(Extracted material)
start
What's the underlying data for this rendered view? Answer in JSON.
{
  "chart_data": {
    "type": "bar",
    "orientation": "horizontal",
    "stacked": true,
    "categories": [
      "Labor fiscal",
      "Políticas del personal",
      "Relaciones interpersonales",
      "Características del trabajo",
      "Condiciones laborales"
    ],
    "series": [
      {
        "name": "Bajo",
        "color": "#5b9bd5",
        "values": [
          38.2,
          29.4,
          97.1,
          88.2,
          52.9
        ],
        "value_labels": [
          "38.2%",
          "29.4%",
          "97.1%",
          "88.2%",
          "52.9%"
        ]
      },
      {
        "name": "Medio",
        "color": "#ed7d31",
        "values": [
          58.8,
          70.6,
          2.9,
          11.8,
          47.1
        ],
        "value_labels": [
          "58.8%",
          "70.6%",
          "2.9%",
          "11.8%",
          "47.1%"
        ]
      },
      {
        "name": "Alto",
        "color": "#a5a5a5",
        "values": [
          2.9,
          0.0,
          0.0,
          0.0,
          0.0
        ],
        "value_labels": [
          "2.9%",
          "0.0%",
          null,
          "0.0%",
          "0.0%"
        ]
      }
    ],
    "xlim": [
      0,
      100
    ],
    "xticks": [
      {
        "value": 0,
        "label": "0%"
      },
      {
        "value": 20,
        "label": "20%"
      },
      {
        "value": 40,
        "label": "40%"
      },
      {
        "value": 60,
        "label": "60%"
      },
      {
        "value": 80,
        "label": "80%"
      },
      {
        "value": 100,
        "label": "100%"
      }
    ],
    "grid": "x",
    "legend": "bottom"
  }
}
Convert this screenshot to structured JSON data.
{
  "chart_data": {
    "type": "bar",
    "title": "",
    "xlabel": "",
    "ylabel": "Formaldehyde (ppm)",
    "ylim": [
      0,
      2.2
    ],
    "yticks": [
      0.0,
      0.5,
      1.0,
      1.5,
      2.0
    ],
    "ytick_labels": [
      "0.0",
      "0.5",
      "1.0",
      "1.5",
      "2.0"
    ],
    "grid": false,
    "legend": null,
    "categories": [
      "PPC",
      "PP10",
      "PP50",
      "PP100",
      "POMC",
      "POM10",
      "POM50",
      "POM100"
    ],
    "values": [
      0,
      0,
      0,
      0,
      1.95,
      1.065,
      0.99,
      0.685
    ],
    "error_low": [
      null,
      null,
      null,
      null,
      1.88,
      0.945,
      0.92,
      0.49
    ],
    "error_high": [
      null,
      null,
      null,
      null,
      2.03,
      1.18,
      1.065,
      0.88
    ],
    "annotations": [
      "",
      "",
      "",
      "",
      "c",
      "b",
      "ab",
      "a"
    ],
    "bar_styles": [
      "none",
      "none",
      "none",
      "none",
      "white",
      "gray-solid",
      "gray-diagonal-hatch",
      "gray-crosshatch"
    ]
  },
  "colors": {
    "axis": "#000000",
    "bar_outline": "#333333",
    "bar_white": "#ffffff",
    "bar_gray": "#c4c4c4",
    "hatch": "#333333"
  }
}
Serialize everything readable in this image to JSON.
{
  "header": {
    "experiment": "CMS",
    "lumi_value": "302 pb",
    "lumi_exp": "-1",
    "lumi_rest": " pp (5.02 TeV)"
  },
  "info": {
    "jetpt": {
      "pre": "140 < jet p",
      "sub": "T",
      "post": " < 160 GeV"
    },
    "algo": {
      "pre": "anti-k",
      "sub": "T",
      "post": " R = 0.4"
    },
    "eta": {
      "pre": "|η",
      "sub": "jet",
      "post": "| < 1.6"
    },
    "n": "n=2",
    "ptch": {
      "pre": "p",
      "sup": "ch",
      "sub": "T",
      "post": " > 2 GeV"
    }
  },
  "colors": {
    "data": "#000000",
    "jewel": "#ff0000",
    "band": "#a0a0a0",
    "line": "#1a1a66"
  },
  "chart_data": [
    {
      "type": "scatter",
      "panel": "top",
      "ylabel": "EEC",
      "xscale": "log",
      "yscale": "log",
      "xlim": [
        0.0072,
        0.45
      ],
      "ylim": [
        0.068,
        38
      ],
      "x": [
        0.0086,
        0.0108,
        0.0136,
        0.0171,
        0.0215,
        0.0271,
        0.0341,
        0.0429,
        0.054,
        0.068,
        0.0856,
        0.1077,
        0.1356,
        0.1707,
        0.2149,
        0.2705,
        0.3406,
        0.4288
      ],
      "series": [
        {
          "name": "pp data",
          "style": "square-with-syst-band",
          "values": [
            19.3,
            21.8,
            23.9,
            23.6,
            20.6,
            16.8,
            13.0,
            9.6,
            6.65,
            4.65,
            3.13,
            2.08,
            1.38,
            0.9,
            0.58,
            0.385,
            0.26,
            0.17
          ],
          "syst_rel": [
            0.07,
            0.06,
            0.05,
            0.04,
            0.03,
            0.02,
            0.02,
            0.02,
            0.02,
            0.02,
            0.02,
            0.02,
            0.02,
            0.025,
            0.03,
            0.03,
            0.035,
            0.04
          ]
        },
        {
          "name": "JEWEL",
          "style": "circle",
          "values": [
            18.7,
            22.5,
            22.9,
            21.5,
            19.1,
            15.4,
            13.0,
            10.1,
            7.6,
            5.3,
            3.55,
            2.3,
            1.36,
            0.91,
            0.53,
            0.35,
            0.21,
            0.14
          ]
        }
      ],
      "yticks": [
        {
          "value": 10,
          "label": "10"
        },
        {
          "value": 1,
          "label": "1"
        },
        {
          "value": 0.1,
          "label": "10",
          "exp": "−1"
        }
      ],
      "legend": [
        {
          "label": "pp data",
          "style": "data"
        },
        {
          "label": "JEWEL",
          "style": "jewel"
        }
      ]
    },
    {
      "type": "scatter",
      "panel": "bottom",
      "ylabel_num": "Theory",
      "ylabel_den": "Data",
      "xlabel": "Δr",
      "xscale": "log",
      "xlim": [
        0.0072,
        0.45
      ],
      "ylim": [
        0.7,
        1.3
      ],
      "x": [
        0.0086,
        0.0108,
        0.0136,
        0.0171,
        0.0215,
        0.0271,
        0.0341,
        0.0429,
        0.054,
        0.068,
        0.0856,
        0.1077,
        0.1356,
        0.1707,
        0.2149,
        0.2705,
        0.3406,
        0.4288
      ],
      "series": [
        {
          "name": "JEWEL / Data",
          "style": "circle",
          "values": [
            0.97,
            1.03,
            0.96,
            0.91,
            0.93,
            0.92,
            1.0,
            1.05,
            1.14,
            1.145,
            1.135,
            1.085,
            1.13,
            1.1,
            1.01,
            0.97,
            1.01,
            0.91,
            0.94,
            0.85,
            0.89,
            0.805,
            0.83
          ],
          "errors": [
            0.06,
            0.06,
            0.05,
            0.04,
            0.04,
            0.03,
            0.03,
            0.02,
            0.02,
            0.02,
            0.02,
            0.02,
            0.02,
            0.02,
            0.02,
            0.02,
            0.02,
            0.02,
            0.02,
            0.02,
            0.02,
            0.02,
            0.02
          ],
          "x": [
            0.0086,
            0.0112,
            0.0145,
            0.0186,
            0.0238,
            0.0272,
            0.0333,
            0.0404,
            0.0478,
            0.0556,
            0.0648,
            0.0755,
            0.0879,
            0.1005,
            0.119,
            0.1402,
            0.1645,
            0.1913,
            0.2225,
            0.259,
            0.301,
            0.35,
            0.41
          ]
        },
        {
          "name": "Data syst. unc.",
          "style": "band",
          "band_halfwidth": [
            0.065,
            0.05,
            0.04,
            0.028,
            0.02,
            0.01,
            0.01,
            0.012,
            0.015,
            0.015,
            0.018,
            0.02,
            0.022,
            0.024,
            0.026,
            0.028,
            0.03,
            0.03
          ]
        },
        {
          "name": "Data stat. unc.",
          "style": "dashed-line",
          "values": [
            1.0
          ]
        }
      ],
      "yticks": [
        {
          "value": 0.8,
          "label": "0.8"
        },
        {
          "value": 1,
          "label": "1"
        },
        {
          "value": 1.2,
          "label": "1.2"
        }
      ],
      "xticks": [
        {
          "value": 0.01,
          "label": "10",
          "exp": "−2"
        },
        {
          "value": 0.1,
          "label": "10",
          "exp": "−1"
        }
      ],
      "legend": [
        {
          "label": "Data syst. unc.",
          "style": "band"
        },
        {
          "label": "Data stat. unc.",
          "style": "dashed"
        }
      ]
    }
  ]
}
end
(Prompt)
From the entries above, copy out every line where the string "legend" appears.

(Expected answer)
    "legend": "bottom"
    "legend": null,
      "legend": [
      "legend": [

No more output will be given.